[start of INFORMATION GIVEN]
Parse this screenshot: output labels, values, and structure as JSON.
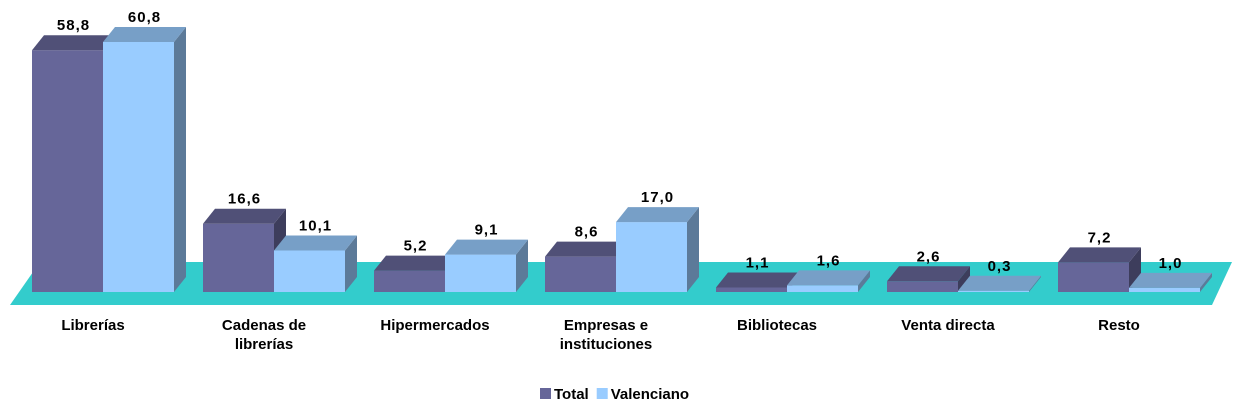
{
  "chart_data": {
    "type": "bar3d",
    "categories": [
      "Librerías",
      "Cadenas de librerías",
      "Hipermercados",
      "Empresas e instituciones",
      "Bibliotecas",
      "Venta directa",
      "Resto"
    ],
    "series": [
      {
        "name": "Total",
        "color": "#666699",
        "values": [
          58.8,
          16.6,
          5.2,
          8.6,
          1.1,
          2.6,
          7.2
        ],
        "value_labels": [
          "58,8",
          "16,6",
          "5,2",
          "8,6",
          "1,1",
          "2,6",
          "7,2"
        ]
      },
      {
        "name": "Valenciano",
        "color": "#99ccff",
        "values": [
          60.8,
          10.1,
          9.1,
          17.0,
          1.6,
          0.3,
          1.0
        ],
        "value_labels": [
          "60,8",
          "10,1",
          "9,1",
          "17,0",
          "1,6",
          "0,3",
          "1,0"
        ]
      }
    ],
    "legend": "bottom"
  }
}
[end of INFORMATION GIVEN]
*WHAT TO DO*. Return all of the data exactly as written, and drop the pictures.

*RESULT*.
Parse this screenshot: output labels, values, and structure as JSON.
{
  "chart_data": {
    "type": "bar3d",
    "categories": [
      "Librerías",
      "Cadenas de librerías",
      "Hipermercados",
      "Empresas e instituciones",
      "Bibliotecas",
      "Venta directa",
      "Resto"
    ],
    "series": [
      {
        "name": "Total",
        "color": "#666699",
        "values": [
          58.8,
          16.6,
          5.2,
          8.6,
          1.1,
          2.6,
          7.2
        ],
        "value_labels": [
          "58,8",
          "16,6",
          "5,2",
          "8,6",
          "1,1",
          "2,6",
          "7,2"
        ]
      },
      {
        "name": "Valenciano",
        "color": "#99ccff",
        "values": [
          60.8,
          10.1,
          9.1,
          17.0,
          1.6,
          0.3,
          1.0
        ],
        "value_labels": [
          "60,8",
          "10,1",
          "9,1",
          "17,0",
          "1,6",
          "0,3",
          "1,0"
        ]
      }
    ],
    "legend": "bottom"
  }
}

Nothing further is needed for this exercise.